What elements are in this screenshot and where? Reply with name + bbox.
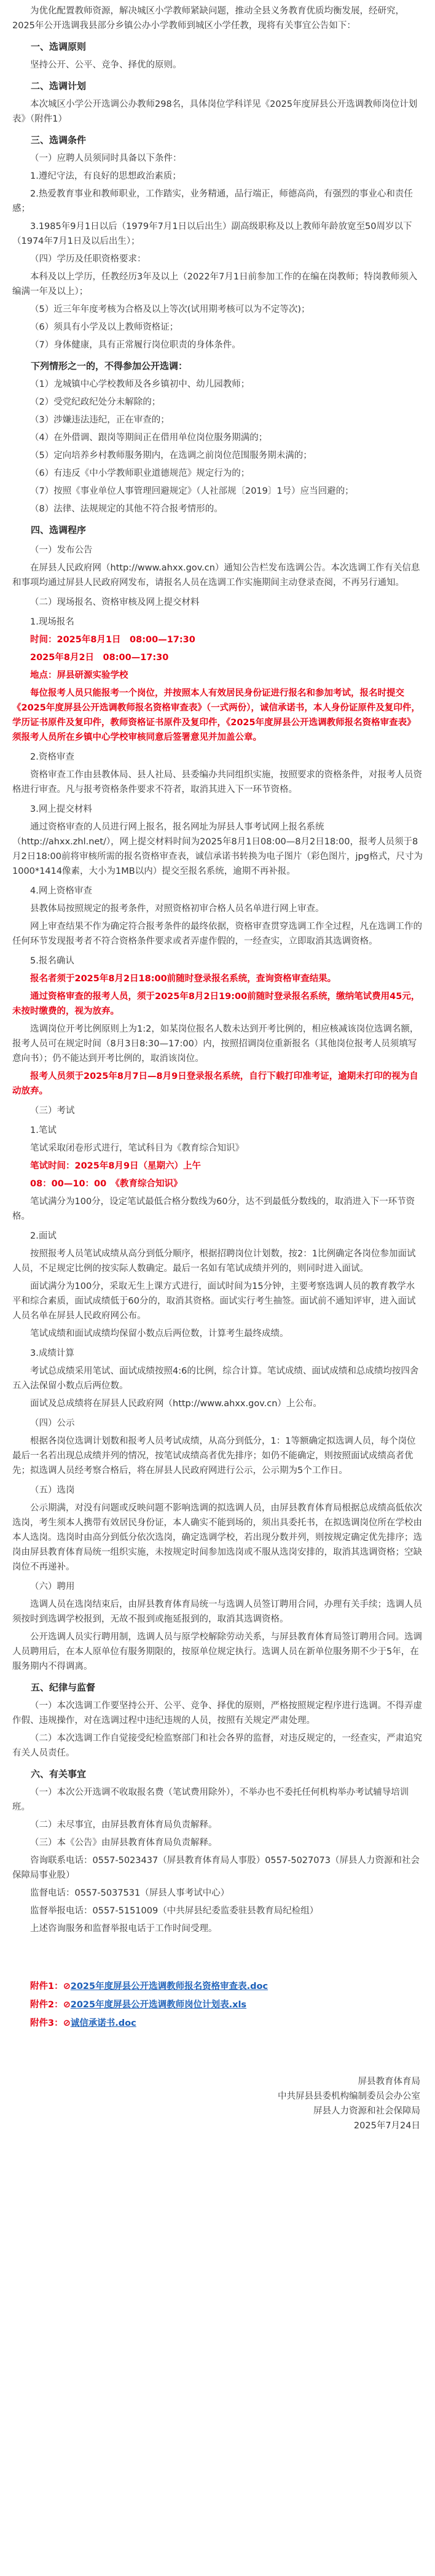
conditions-intro: （一）应聘人员须同时具备以下条件： xyxy=(30,154,182,163)
exclusion-item: （7）按照《事业单位人事管理回避规定》（人社部规〔2019〕1号）应当回避的； xyxy=(30,486,354,496)
supervision-phone: 监督电话：0557-5037531（屏县人事考试中心） xyxy=(30,1888,230,1898)
confirm-warning-1: 报名者须于2025年8月2日18:00前随时登录报名系统，查询资格审查结果。 xyxy=(30,974,337,984)
confirm-warning-2: 通过资格审查的报考人员，须于2025年8月2日19:00前随时登录报名系统，缴纳笔试费用45元，未按时缴费的，视为放弃。 xyxy=(12,992,420,1016)
publicity-text: 根据各岗位选调计划数和报考人员考试成绩，从高分到低分，1：1等额确定拟选调人员，每个岗位最后一名若出现总成绩并列的情况，按笔试成绩高者优先排序；如仍不能确定，则按照面试成绩高者优先；拟选调人员经考察合格后，将在屏县人民政府网进行公示，公示期为5个工作日。 xyxy=(12,1436,416,1476)
signature-org-committee: 中共屏县县委机构编制委员会办公室 xyxy=(278,2092,420,2101)
discipline-item: （一）本次选调工作要坚持公开、公平、竞争、择优的原则，严格按照规定程序进行选调。不得弄虚作假、违规操作，对在选调过程中违纪违规的人员，按照有关规定严肃处理。 xyxy=(12,1701,422,1726)
employment-text: 选调人员在选岗结束后，由屏县教育体育局统一与选调人员签订聘用合同，办理有关手续；选调人员须按时到选调学校报到，无故不报到或拖延报到的，取消其选调资格。 xyxy=(12,1600,422,1624)
section-heading-discipline: 五、纪律与监督 xyxy=(31,1682,96,1693)
registration-place xyxy=(12,668,423,683)
condition-item: 2.热爱教育事业和教师职业，工作踏实，业务精通，品行端正，师德高尚，有强烈的事业心和责任感； xyxy=(12,189,413,214)
written-exam-time-label: 笔试时间： xyxy=(30,1161,75,1171)
exclusion-item: （5）定向培养乡村教师服务期内，在选调之前岗位范围服务期未满的； xyxy=(30,451,312,461)
discipline-item: （二）本次选调工作自觉接受纪检监察部门和社会各界的监督，对违反规定的，一经查实，严肃追究有关人员责任。 xyxy=(12,1734,422,1758)
intro-paragraph: 为优化配置教师资源，解决城区小学教师紧缺问题，推动全县义务教育优质均衡发展，经研究，2025年公开选调我县部分乡镇公办小学教师到城区小学任教，现将有关事宜公告如下： xyxy=(12,6,404,31)
signature-date: 2025年7月24日 xyxy=(353,2121,420,2131)
condition-item: 1.遵纪守法，有良好的思想政治素质； xyxy=(30,171,181,181)
score-calc-text-2: 面试及总成绩将在屏县人民政府网（http://www.ahxx.gov.cn）上公布。 xyxy=(30,1399,322,1409)
written-exam-score-text: 笔试满分为100分，设定笔试最低合格分数线为60分，达不到最低分数线的，取消进入下一环节资格。 xyxy=(12,1197,415,1221)
registration-place-value: 屏县研源实验学校 xyxy=(57,671,128,680)
condition-item: （四）学历及任职资格要求： xyxy=(30,254,146,264)
attachment-2-link[interactable]: 2025年度屏县公开选调教师岗位计划表.xls xyxy=(70,2000,247,2010)
score-calc-text: 考试总成绩采用笔试、面试成绩按照4:6的比例，综合计算。笔试成绩、面试成绩和总成绩均按四舍五入法保留小数点后两位数。 xyxy=(12,1366,419,1391)
online-review-text: 县教体局按照规定的报考条件，对照资格初审合格人员名单进行网上审查。 xyxy=(30,904,324,914)
online-review-text-2: 网上审查结果不作为确定符合报考条件的最终依据，资格审查贯穿选调工作全过程，凡在选调工作的任何环节发现报考者不符合资格条件要求或者弄虚作假的，一经查实，立即取消其选调资格。 xyxy=(12,922,422,946)
attachment-3-link[interactable]: 诚信承诺书.doc xyxy=(70,2018,136,2028)
procedure-announce-text: 在屏县人民政府网（http://www.ahxx.gov.cn）通知公告栏发布选调公告。本次选调工作有关信息和事项均通过屏县人民政府网发布，请报名人员在选调工作实施期间主动登录查阅，不再另行通知。 xyxy=(12,563,420,588)
section-heading-matters: 六、有关事宜 xyxy=(31,1769,87,1780)
written-exam-time xyxy=(12,1159,423,1173)
attachment-3-label: 附件3： xyxy=(30,2018,63,2028)
registration-warning: 每位报考人员只能报考一个岗位，并按照本人有效居民身份证进行报名和参加考试，报名时提交《2025年度屏县公开选调教师报名资格审查表》（一式两份），诚信承诺书，本人身份证原件及复印件，学历证书原件及复印件，教师资格证书原件及复印件，《2025年度屏县公开选调教师报名资格审查表》须报考人员所在乡镇中心学校审核同意后签署意见并加盖公章。 xyxy=(12,688,420,742)
post-selection-text: 公示期满，对没有问题或反映问题不影响选调的拟选调人员，由屏县教育体育局根据总成绩高低依次选岗，考生须本人携带有效居民身份证，本人确实不能到场的，须出具委托书，在拟选调岗位所在学校由本人选岗。选岗时由高分到低分依次选岗，确定选调学校，若出现分数并列，则按规定确定优先排序；选岗由屏县教育体育局统一组织实施，未按规定时间参加选岗或不服从选岗安排的，取消其选调资格；空缺岗位不再递补。 xyxy=(12,1503,422,1572)
online-submit-title: 3.网上提交材料 xyxy=(30,804,92,814)
exclusion-item: （1）龙城镇中心学校教师及各乡镇初中、幼儿园教师； xyxy=(30,379,250,389)
onsite-registration-title: 1.现场报名 xyxy=(30,617,74,627)
matters-item: （一）本次公开选调不收取报名费（笔试费用除外），不举办也不委托任何机构举办考试辅导培训班。 xyxy=(12,1788,409,1812)
registration-time-value: 2025年8月1日 08:00—17:30 xyxy=(57,635,195,645)
interview-title: 2.面试 xyxy=(30,1231,57,1241)
paperclip-icon: ⊘ xyxy=(63,2000,71,2010)
condition-item: （7）身体健康，具有正常履行岗位职责的身体条件。 xyxy=(30,340,241,350)
confirm-ratio-text: 选调岗位开考比例原则上为1:2，如某岗位报名人数未达到开考比例的，相应核减该岗位选调名额，报考人员可在规定时间（8月3日8:30—17:00）内，按照招调岗位重新报名（其他岗位报考人员须填写意向书）；仍不能达到开考比例的，取消该岗位。 xyxy=(12,1024,419,1064)
admission-ticket-warning: 报考人员须于2025年8月7日—8月9日登录报名系统，自行下载打印准考证，逾期未打印的视为自动放弃。 xyxy=(12,1072,418,1096)
condition-item: 3.1985年9月1日以后（1979年7月1日以后出生）副高级职称及以上教师年龄放宽至50周岁以下（1974年7月1日及以后出生）； xyxy=(12,222,412,246)
exclusion-item: （2）受党纪政纪处分未解除的； xyxy=(30,397,161,407)
qualification-review-title: 2.资格审查 xyxy=(30,752,74,762)
written-exam-time-2: 08：00—10：00 《教育综合知识》 xyxy=(30,1179,182,1189)
interview-text: 按照报考人员笔试成绩从高分到低分顺序，根据招聘岗位计划数，按2：1比例确定各岗位参加面试人员，不足规定比例的按实际人数确定。最后一名如有笔试成绩并列的，则同时进入面试。 xyxy=(12,1249,416,1274)
interview-text-3: 笔试成绩和面试成绩均保留小数点后两位数，计算考生最终成绩。 xyxy=(30,1329,289,1339)
paperclip-icon: ⊘ xyxy=(63,1982,71,1991)
condition-item: （5）近三年年度考核为合格及以上等次(试用期考核可以为不定等次)； xyxy=(30,305,310,314)
principle-text: 坚持公开、公平、竞争、择优的原则。 xyxy=(30,60,182,70)
attachments-spacer xyxy=(12,1939,423,1976)
attachment-2 xyxy=(12,1997,423,2013)
condition-item: （6）须具有小学及以上教师资格证； xyxy=(30,322,179,332)
section-heading-procedure: 四、选调程序 xyxy=(31,524,87,535)
signature-block xyxy=(12,2074,423,2133)
attachment-3 xyxy=(12,2015,423,2031)
registration-confirm-title: 5.报名确认 xyxy=(30,956,74,966)
phone-hours-note: 上述咨询服务和监督举报电话于工作时间受理。 xyxy=(30,1924,218,1934)
registration-time xyxy=(12,632,423,647)
procedure-registration-title: （二）现场报名、资格审核及网上提交材料 xyxy=(30,597,200,607)
section-heading-principle: 一、选调原则 xyxy=(31,41,87,52)
interview-text-2: 面试满分为100分，采取无生上课方式进行，面试时间为15分钟，主要考察选调人员的教育教学水平和综合素质，面试成绩低于60分的，取消其资格。面试实行考生抽签。面试前不通知评审，进入面试人员名单在屏县人民政府网公布。 xyxy=(12,1282,416,1321)
plan-text: 本次城区小学公开选调公办教师298名，具体岗位学科详见《2025年度屏县公开选调教师岗位计划表》（附件1） xyxy=(12,99,418,124)
signature-org-education: 屏县教育体育局 xyxy=(358,2077,420,2087)
online-submit-text: 通过资格审查的人员进行网上报名，报名网址为屏县人事考试网上报名系统（http://ahxx.zhl.net/），网上提交材料时间为2025年8月1日08:00—8月2日18:00，报考人员须于8月2日18:00前将审核所需的报名资格审查表，诚信承诺书转换为电子图片（彩色图片，jpg格式，尺寸为1000*1414像素，大小为1MB以内）提交至报名系统，逾期不再补报。 xyxy=(12,822,423,876)
exam-title: （三）考试 xyxy=(30,1106,75,1116)
written-exam-time-value: 2025年8月9日（星期六）上午 xyxy=(74,1161,202,1171)
matters-item: （三）本《公告》由屏县教育体育局负责解释。 xyxy=(30,1838,218,1848)
registration-time-2: 2025年8月2日 08:00—17:30 xyxy=(30,653,169,663)
qualification-review-text: 资格审查工作由县教体局、县人社局、县委编办共同组织实施，按照要求的资格条件，对报考人员资格进行审查。凡与报考资格条件要求不符者，取消其进入下一环节资格。 xyxy=(12,770,422,795)
registration-time-label: 时间： xyxy=(30,635,57,645)
matters-item: （二）未尽事宜，由屏县教育体育局负责解释。 xyxy=(30,1820,218,1830)
publicity-title: （四）公示 xyxy=(30,1418,75,1428)
section-heading-exclusions: 下列情形之一的，不得参加公开选调： xyxy=(31,360,188,372)
registration-place-label: 地点： xyxy=(30,671,57,680)
written-exam-text: 笔试采取闭卷形式进行，笔试科目为《教育综合知识》 xyxy=(30,1143,244,1153)
signature-org-hr: 屏县人力资源和社会保障局 xyxy=(313,2106,420,2116)
exclusion-item: （3）涉嫌违法违纪，正在审查的； xyxy=(30,415,170,425)
paperclip-icon: ⊘ xyxy=(63,2018,71,2028)
report-phone: 监督举报电话：0557-5151009（中共屏县纪委监委驻县教育局纪检组） xyxy=(30,1906,319,1916)
procedure-announce-title: （一）发布公告 xyxy=(30,545,93,555)
online-review-title: 4.网上资格审查 xyxy=(30,886,92,896)
attachment-1 xyxy=(12,1979,423,1994)
score-calc-title: 3.成绩计算 xyxy=(30,1348,74,1358)
attachment-2-label: 附件2： xyxy=(30,2000,63,2010)
employment-title: （六）聘用 xyxy=(30,1582,75,1592)
section-heading-plan: 二、选调计划 xyxy=(31,80,87,91)
section-heading-conditions: 三、选调条件 xyxy=(31,134,87,146)
exclusion-item: （6）有违反《中小学教师职业道德规范》规定行为的； xyxy=(30,469,250,478)
post-selection-title: （五）选岗 xyxy=(30,1485,75,1495)
exclusion-item: （8）法律、法规规定的其他不符合报考情形的。 xyxy=(30,504,223,514)
exclusion-item: （4）在外借调、跟岗等期间正在借用单位岗位服务期满的； xyxy=(30,433,268,443)
attachment-1-label: 附件1： xyxy=(30,1982,63,1991)
consult-phone: 咨询联系电话：0557-5023437（屏县教育体育局人事股）0557-5027073（屏县人力资源和社会保障局事业股） xyxy=(12,1856,420,1880)
written-exam-title: 1.笔试 xyxy=(30,1126,57,1135)
attachment-1-link[interactable]: 2025年度屏县公开选调教师报名资格审查表.doc xyxy=(70,1982,268,1991)
condition-item: 本科及以上学历，任教经历3年及以上（2022年7月1日前参加工作的在编在岗教师；特岗教师须入编满一年及以上）； xyxy=(12,272,418,297)
employment-text-2: 公开选调人员实行聘用制，选调人员与原学校解除劳动关系，与屏县教育体育局签订聘用合同。选调人员聘用后，在本人原单位有服务期限的，按原单位规定执行。选调人员在新单位服务期不少于5年，在服务期内不得调离。 xyxy=(12,1632,422,1671)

=======

■ SHORT PROBLEM
List every line of the listing above that contains the string "announce", copying each line in full.

■ TASK OUTPUT
procedure-announce-text: 在屏县人民政府网（http://www.ahxx.gov.cn）通知公告栏发布选调公告。本次选调工作有关信息和事项均通过屏县人民政府网发布，请报名人员在选调工作实施期间主动登录查阅，不再另行通知。 xyxy=(12,563,420,588)
procedure-announce-title: （一）发布公告 xyxy=(30,545,93,555)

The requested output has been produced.